╔══

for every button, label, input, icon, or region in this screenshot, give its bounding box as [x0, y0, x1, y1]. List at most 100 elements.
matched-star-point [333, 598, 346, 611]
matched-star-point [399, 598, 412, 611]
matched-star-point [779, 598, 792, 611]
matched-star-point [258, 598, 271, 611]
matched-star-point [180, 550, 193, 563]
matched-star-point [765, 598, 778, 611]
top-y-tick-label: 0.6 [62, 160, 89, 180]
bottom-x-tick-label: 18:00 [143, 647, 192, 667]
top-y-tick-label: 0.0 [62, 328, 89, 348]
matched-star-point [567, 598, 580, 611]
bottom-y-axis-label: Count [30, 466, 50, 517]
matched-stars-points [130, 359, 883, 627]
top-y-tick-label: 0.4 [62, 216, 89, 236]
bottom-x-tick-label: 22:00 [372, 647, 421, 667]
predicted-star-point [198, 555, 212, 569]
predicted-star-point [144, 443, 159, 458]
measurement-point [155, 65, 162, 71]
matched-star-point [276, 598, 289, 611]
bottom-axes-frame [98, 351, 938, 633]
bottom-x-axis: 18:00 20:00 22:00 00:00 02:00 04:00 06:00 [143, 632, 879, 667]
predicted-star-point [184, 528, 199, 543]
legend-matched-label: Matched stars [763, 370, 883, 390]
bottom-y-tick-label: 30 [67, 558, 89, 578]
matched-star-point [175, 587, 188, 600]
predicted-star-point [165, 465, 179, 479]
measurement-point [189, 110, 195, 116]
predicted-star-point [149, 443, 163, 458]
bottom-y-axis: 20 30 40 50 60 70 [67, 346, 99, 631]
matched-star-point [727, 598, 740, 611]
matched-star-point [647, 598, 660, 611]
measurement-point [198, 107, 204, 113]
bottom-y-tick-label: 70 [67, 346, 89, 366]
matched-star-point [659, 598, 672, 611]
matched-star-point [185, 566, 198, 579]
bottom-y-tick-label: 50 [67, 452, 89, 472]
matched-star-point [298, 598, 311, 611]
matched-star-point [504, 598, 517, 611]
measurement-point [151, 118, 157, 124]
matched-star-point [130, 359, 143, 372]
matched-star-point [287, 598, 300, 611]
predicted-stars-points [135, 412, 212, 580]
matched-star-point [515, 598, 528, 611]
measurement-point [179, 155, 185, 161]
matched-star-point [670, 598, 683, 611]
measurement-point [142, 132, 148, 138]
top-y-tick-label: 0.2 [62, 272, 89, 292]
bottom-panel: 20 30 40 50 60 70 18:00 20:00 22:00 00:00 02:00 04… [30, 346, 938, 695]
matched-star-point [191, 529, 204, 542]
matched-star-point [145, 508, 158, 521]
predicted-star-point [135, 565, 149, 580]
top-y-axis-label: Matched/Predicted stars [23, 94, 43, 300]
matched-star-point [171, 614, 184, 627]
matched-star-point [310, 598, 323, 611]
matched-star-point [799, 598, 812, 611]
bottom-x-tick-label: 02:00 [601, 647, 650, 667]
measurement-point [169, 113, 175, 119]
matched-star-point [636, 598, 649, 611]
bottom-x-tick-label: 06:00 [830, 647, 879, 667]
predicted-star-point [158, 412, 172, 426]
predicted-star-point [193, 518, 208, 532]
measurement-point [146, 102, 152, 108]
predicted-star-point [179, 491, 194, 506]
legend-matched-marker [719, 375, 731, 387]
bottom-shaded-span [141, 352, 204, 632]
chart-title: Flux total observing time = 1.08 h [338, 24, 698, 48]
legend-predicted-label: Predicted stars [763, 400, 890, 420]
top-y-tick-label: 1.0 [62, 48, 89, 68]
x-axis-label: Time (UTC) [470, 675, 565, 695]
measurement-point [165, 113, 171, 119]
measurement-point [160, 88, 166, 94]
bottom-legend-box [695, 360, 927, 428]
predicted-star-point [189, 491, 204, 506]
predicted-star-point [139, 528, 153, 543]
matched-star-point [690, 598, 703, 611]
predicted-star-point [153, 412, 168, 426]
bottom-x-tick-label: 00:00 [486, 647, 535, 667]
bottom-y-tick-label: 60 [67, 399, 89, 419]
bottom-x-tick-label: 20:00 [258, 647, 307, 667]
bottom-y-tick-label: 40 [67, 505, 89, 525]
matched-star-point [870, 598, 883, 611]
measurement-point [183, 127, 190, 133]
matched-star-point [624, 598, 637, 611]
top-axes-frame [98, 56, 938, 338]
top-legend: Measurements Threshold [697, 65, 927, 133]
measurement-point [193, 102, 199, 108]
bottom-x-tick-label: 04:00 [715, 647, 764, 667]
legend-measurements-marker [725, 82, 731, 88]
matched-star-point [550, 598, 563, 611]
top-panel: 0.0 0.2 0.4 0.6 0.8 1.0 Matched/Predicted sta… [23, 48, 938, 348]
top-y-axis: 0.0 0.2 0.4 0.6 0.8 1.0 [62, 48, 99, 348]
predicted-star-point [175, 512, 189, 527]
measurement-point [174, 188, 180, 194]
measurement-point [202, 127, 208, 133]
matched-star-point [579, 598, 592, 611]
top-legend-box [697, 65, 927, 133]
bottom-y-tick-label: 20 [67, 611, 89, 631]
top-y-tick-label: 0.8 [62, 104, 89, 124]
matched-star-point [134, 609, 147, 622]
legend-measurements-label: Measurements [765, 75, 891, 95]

╚══

Short problem ▸
Please rewrite all of the entries above, changing every "predicted-star-point" to "predicted-star-marker" and leaving everything else as it is.

The output ▸
for every button, label, input, icon, or region in this screenshot, give its bounding box as [x0, y0, x1, y1]. List at most 100 elements.
matched-star-point [333, 598, 346, 611]
matched-star-point [399, 598, 412, 611]
matched-star-point [779, 598, 792, 611]
matched-star-point [258, 598, 271, 611]
matched-star-point [180, 550, 193, 563]
matched-star-point [765, 598, 778, 611]
top-y-tick-label: 0.6 [62, 160, 89, 180]
bottom-x-tick-label: 18:00 [143, 647, 192, 667]
top-y-tick-label: 0.0 [62, 328, 89, 348]
matched-star-point [567, 598, 580, 611]
bottom-y-axis-label: Count [30, 466, 50, 517]
matched-stars-points [130, 359, 883, 627]
top-y-tick-label: 0.4 [62, 216, 89, 236]
bottom-x-tick-label: 22:00 [372, 647, 421, 667]
predicted-star-marker [198, 555, 212, 569]
predicted-star-marker [144, 443, 159, 458]
measurement-point [155, 65, 162, 71]
matched-star-point [276, 598, 289, 611]
bottom-axes-frame [98, 351, 938, 633]
bottom-x-axis: 18:00 20:00 22:00 00:00 02:00 04:00 06:00 [143, 632, 879, 667]
predicted-star-marker [184, 528, 199, 543]
legend-matched-label: Matched stars [763, 370, 883, 390]
bottom-y-tick-label: 30 [67, 558, 89, 578]
matched-star-point [175, 587, 188, 600]
predicted-star-marker [165, 465, 179, 479]
measurement-point [189, 110, 195, 116]
predicted-star-marker [149, 443, 163, 458]
bottom-y-axis: 20 30 40 50 60 70 [67, 346, 99, 631]
matched-star-point [727, 598, 740, 611]
matched-star-point [647, 598, 660, 611]
measurement-point [198, 107, 204, 113]
bottom-y-tick-label: 70 [67, 346, 89, 366]
matched-star-point [659, 598, 672, 611]
matched-star-point [185, 566, 198, 579]
bottom-y-tick-label: 50 [67, 452, 89, 472]
matched-star-point [298, 598, 311, 611]
matched-star-point [504, 598, 517, 611]
measurement-point [151, 118, 157, 124]
matched-star-point [130, 359, 143, 372]
matched-star-point [287, 598, 300, 611]
predicted-stars-points [135, 412, 212, 580]
matched-star-point [515, 598, 528, 611]
measurement-point [179, 155, 185, 161]
matched-star-point [670, 598, 683, 611]
measurement-point [142, 132, 148, 138]
top-y-tick-label: 0.2 [62, 272, 89, 292]
bottom-panel: 20 30 40 50 60 70 18:00 20:00 22:00 00:00 02:00 04… [30, 346, 938, 695]
matched-star-point [191, 529, 204, 542]
matched-star-point [145, 508, 158, 521]
predicted-star-marker [135, 565, 149, 580]
top-y-axis-label: Matched/Predicted stars [23, 94, 43, 300]
matched-star-point [171, 614, 184, 627]
matched-star-point [310, 598, 323, 611]
matched-star-point [799, 598, 812, 611]
bottom-x-tick-label: 02:00 [601, 647, 650, 667]
measurement-point [169, 113, 175, 119]
matched-star-point [636, 598, 649, 611]
bottom-x-tick-label: 06:00 [830, 647, 879, 667]
predicted-star-marker [158, 412, 172, 426]
predicted-star-marker [193, 518, 208, 532]
measurement-point [146, 102, 152, 108]
predicted-star-marker [179, 491, 194, 506]
legend-matched-marker [719, 375, 731, 387]
bottom-shaded-span [141, 352, 204, 632]
chart-title: Flux total observing time = 1.08 h [338, 24, 698, 48]
legend-predicted-label: Predicted stars [763, 400, 890, 420]
top-y-tick-label: 1.0 [62, 48, 89, 68]
x-axis-label: Time (UTC) [470, 675, 565, 695]
measurement-point [165, 113, 171, 119]
measurement-point [160, 88, 166, 94]
bottom-legend-box [695, 360, 927, 428]
predicted-star-marker [189, 491, 204, 506]
predicted-star-marker [139, 528, 153, 543]
matched-star-point [690, 598, 703, 611]
predicted-star-marker [153, 412, 168, 426]
bottom-x-tick-label: 00:00 [486, 647, 535, 667]
bottom-y-tick-label: 60 [67, 399, 89, 419]
bottom-x-tick-label: 20:00 [258, 647, 307, 667]
bottom-y-tick-label: 40 [67, 505, 89, 525]
matched-star-point [870, 598, 883, 611]
measurement-point [183, 127, 190, 133]
matched-star-point [624, 598, 637, 611]
top-axes-frame [98, 56, 938, 338]
top-legend: Measurements Threshold [697, 65, 927, 133]
measurement-point [193, 102, 199, 108]
bottom-x-tick-label: 04:00 [715, 647, 764, 667]
legend-measurements-marker [725, 82, 731, 88]
matched-star-point [550, 598, 563, 611]
top-panel: 0.0 0.2 0.4 0.6 0.8 1.0 Matched/Predicted sta… [23, 48, 938, 348]
top-y-axis: 0.0 0.2 0.4 0.6 0.8 1.0 [62, 48, 99, 348]
predicted-star-marker [175, 512, 189, 527]
measurement-point [174, 188, 180, 194]
measurement-point [202, 127, 208, 133]
matched-star-point [579, 598, 592, 611]
top-legend-box [697, 65, 927, 133]
bottom-y-tick-label: 20 [67, 611, 89, 631]
top-y-tick-label: 0.8 [62, 104, 89, 124]
matched-star-point [134, 609, 147, 622]
legend-measurements-label: Measurements [765, 75, 891, 95]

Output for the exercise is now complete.